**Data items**
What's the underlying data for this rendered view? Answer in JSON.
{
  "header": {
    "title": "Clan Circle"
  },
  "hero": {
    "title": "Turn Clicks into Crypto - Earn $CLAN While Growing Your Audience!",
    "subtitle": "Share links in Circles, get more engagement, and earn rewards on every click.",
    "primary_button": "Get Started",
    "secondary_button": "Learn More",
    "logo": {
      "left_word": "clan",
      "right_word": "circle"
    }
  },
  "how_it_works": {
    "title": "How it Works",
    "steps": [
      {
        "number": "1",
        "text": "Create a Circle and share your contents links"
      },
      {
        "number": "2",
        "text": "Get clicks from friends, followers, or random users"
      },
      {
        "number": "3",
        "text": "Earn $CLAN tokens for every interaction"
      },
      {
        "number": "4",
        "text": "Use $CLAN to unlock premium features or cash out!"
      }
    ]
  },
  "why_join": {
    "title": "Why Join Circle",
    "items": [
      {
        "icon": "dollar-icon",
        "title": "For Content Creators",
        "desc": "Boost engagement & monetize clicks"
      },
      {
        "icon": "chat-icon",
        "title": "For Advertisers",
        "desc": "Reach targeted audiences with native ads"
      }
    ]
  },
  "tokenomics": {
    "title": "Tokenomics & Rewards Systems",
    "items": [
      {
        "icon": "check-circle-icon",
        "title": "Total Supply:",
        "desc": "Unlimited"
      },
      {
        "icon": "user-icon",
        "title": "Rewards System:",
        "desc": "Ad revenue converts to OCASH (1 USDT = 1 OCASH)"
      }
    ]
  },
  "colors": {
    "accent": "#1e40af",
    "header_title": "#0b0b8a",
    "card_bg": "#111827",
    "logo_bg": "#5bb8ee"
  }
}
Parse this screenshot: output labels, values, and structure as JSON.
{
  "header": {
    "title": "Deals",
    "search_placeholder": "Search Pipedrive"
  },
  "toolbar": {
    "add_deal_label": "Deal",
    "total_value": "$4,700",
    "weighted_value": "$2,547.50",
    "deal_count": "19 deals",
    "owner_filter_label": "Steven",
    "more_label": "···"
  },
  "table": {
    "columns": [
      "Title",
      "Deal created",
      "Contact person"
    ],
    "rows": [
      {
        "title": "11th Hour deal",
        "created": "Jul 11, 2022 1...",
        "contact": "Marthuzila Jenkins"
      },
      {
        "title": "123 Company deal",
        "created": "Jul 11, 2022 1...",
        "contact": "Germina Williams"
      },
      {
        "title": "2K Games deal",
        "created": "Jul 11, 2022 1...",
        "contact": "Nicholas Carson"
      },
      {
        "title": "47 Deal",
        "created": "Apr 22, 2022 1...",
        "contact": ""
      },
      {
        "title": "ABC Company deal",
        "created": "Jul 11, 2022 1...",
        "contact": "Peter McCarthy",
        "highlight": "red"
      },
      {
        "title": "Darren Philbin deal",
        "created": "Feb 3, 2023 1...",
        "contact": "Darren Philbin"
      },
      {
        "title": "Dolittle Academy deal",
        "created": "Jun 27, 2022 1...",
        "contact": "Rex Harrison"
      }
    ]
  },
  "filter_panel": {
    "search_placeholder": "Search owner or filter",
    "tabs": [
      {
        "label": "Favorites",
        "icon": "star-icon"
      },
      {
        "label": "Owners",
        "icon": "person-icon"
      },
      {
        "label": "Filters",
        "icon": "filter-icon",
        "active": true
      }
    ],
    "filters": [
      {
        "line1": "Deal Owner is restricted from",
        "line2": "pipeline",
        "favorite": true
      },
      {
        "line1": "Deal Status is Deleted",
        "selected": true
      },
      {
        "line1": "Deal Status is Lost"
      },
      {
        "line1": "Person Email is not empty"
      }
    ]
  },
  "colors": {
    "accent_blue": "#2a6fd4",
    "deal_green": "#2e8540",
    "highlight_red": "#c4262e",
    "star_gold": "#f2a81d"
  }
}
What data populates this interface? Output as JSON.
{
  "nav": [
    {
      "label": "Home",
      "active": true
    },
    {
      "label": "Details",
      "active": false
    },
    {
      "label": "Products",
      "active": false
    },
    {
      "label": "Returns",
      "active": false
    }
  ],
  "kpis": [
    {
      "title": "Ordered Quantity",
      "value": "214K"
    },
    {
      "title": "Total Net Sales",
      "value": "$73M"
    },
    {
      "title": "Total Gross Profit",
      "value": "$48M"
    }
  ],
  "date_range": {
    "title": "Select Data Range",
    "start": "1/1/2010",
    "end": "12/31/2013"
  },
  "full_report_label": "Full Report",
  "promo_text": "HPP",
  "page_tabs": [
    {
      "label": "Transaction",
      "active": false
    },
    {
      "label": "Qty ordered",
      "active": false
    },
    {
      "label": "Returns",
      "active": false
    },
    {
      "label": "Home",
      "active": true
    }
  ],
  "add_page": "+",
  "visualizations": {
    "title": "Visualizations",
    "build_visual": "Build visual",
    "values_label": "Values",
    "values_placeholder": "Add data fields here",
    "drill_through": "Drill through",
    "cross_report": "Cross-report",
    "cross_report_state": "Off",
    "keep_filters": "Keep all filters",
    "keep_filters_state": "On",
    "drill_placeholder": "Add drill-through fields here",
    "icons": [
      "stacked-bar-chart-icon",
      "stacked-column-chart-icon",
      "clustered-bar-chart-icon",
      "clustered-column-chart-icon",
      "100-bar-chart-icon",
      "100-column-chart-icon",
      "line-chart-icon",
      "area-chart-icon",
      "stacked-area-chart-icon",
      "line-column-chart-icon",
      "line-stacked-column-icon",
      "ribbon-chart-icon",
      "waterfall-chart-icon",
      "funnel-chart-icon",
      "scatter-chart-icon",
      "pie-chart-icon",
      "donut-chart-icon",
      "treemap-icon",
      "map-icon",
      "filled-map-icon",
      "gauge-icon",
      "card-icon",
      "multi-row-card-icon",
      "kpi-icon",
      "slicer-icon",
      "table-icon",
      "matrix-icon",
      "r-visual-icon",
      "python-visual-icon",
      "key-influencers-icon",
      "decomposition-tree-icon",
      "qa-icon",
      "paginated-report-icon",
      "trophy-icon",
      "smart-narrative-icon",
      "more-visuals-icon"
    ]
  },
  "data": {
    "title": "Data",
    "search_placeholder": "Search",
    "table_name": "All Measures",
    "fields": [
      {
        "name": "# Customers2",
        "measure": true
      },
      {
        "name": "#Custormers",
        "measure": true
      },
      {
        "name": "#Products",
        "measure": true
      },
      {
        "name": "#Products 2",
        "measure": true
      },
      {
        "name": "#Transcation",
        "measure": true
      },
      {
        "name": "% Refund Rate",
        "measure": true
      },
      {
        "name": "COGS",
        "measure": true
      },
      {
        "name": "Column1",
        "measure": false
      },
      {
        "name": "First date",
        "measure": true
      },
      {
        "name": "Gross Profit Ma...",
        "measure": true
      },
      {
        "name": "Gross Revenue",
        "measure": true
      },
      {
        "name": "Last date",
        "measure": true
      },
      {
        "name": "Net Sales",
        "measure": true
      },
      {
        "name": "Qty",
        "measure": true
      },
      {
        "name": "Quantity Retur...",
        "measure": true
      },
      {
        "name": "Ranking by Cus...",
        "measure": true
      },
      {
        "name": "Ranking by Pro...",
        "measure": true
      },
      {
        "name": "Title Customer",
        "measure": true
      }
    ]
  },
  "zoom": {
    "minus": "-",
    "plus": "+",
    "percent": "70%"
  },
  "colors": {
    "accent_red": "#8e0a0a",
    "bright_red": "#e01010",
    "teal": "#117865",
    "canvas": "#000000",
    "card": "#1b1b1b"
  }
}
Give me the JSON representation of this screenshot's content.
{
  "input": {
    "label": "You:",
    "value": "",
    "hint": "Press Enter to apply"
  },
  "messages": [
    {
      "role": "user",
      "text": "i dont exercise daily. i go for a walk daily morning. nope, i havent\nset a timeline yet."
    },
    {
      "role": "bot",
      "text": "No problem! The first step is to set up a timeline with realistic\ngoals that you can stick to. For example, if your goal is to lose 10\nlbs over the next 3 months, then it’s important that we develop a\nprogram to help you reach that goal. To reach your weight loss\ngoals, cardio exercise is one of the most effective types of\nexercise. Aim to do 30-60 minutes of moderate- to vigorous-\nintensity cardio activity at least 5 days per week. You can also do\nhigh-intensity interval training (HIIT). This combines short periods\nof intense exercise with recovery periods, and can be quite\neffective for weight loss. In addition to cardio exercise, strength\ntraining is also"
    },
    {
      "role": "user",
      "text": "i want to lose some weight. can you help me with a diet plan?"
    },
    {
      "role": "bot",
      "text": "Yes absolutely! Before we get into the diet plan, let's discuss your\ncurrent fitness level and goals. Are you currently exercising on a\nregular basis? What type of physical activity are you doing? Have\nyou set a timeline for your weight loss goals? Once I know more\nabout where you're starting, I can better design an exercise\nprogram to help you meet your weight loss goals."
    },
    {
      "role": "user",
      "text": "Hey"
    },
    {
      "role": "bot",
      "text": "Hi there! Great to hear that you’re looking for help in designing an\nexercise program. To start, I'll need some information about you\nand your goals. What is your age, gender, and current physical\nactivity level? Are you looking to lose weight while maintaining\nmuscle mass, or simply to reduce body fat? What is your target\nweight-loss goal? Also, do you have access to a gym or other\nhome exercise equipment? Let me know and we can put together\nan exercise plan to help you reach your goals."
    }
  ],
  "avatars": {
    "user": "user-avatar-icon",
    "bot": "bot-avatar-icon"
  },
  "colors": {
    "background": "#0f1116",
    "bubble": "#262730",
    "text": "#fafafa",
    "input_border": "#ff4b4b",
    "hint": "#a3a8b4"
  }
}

**Set problem**
What is the number of lines in the records that contain the string "diet"? Give only that number.

**Exercise result**
2